- DATA SECTION
····················
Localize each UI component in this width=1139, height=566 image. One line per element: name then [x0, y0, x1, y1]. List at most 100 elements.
····················
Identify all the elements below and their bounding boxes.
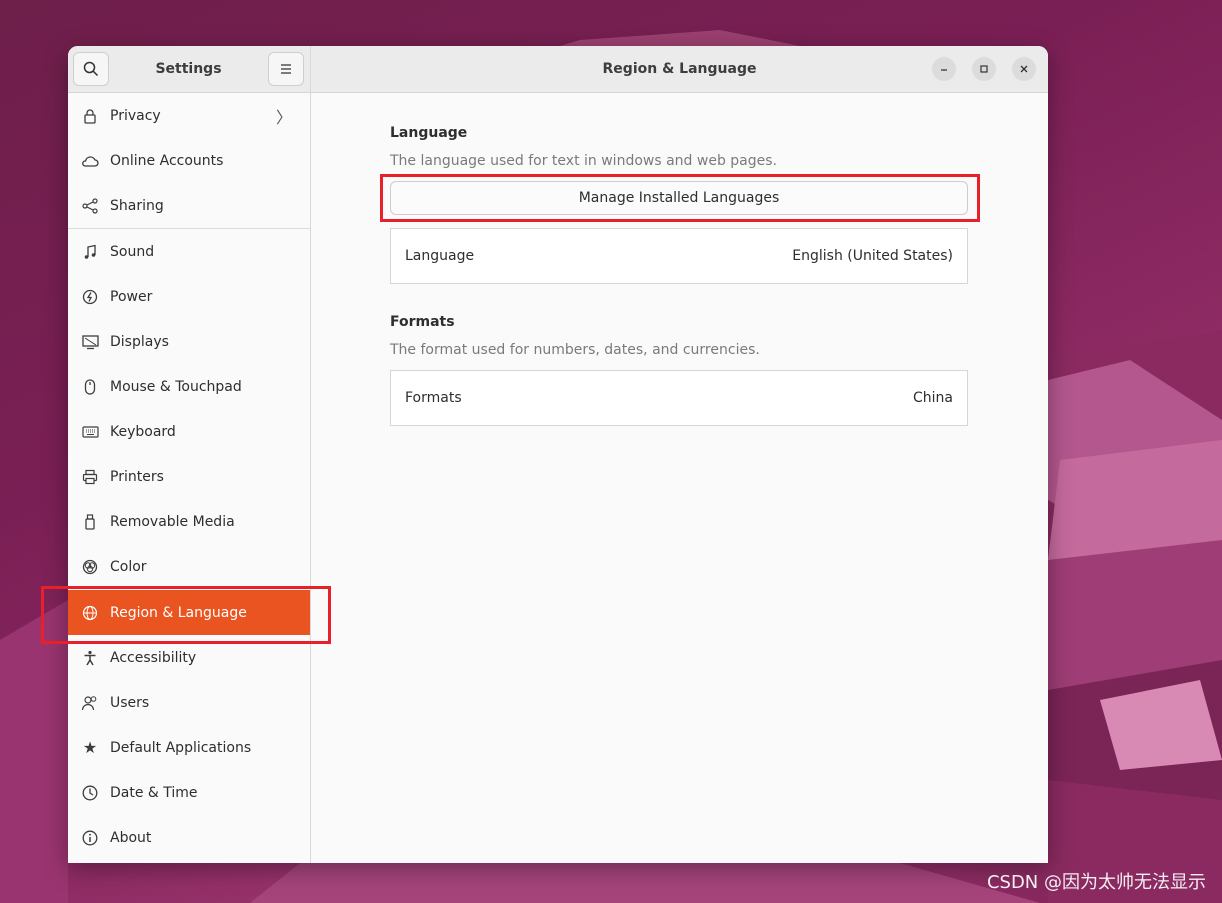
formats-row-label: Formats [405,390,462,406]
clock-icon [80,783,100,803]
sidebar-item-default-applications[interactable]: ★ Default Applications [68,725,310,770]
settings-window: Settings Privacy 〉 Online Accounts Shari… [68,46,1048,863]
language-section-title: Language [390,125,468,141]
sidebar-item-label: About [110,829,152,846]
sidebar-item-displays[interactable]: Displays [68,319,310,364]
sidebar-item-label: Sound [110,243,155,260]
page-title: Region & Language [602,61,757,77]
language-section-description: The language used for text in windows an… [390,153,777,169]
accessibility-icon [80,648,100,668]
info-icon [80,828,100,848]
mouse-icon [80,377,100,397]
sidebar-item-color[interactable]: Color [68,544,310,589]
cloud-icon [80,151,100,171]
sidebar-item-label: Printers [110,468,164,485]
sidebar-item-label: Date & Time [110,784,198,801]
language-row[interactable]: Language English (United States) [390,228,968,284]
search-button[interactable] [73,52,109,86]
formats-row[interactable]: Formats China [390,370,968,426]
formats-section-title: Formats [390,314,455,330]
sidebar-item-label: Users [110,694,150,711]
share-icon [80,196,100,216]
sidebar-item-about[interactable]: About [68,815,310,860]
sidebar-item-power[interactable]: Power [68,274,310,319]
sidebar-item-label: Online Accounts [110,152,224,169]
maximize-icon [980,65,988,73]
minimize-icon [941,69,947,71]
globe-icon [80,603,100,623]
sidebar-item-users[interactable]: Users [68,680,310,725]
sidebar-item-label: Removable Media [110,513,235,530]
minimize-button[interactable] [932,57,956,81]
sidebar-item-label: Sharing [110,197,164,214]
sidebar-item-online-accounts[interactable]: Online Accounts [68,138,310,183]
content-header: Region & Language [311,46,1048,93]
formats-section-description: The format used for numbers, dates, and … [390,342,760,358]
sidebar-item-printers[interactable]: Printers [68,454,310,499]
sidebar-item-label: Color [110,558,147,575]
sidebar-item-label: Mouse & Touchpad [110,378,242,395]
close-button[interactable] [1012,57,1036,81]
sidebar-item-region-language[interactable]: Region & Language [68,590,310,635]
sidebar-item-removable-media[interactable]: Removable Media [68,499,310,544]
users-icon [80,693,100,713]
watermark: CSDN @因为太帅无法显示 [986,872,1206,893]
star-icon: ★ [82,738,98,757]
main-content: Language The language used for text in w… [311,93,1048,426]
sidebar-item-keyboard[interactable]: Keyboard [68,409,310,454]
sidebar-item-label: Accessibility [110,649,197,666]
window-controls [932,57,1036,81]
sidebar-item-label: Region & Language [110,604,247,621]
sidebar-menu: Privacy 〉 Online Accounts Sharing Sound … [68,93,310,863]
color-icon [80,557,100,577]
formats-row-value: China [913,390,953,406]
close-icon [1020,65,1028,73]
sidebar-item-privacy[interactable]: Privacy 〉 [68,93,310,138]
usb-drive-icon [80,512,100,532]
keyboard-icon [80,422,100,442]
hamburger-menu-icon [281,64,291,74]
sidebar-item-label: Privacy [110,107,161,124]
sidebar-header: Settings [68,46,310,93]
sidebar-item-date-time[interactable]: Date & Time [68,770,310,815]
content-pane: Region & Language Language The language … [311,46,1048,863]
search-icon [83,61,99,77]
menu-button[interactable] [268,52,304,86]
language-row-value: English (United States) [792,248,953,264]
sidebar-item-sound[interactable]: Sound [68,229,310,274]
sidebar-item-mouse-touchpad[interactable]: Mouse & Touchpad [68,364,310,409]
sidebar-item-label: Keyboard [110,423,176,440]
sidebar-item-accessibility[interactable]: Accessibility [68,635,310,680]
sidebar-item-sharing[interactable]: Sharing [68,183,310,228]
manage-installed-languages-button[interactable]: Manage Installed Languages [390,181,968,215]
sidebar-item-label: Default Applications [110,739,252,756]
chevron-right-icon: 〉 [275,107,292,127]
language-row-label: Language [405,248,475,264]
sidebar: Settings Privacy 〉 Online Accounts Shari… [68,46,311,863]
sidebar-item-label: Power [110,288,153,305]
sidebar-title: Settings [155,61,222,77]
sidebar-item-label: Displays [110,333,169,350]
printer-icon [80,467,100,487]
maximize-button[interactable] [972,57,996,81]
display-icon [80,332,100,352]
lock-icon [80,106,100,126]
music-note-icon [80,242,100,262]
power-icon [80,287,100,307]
····················
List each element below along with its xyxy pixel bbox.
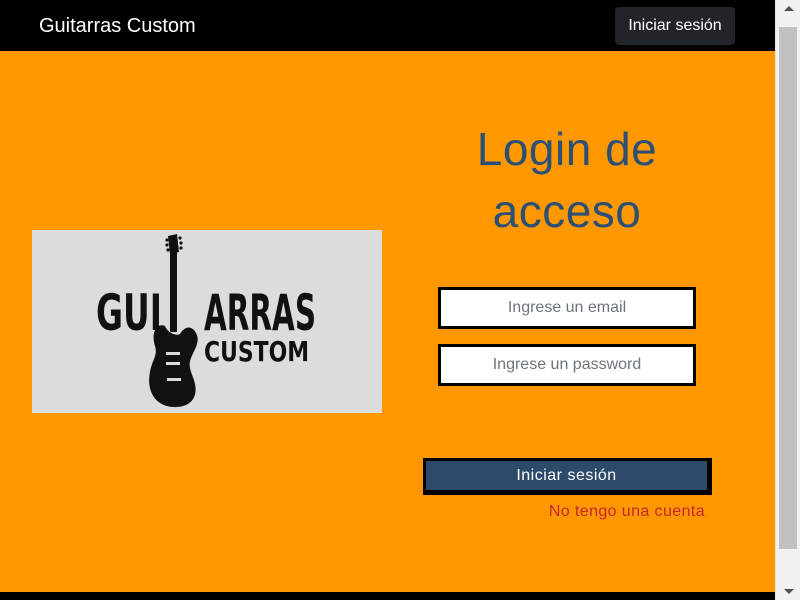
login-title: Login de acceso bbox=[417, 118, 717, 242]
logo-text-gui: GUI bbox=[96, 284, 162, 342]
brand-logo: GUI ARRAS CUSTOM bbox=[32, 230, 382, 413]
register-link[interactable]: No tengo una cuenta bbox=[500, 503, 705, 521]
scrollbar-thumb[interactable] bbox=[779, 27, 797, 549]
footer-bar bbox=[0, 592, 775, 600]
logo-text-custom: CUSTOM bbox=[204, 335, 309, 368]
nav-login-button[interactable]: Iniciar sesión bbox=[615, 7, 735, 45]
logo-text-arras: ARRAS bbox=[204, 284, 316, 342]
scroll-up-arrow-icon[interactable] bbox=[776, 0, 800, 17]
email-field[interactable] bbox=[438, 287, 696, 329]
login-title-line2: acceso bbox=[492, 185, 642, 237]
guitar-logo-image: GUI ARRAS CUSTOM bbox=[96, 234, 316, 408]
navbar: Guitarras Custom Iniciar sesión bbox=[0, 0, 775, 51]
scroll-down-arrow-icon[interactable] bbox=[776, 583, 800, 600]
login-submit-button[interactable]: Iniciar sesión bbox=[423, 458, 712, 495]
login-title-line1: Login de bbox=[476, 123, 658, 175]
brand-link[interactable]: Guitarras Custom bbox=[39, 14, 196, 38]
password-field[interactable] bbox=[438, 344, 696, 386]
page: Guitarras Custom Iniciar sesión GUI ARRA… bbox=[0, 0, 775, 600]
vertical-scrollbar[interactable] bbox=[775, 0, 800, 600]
····················
- EXERCISE PROMPT
Copy out the records starting with the line that contains "List each element" and continuing through the line that contains "brand-logo: GUI ARRAS", including both of those lines. Leave the picture out.

- RESPONSE BELOW
List each element below along with its xyxy pixel bbox.
login-title: Login de acceso bbox=[417, 118, 717, 242]
logo-text-gui: GUI bbox=[96, 284, 162, 342]
brand-logo: GUI ARRAS CUSTOM bbox=[32, 230, 382, 413]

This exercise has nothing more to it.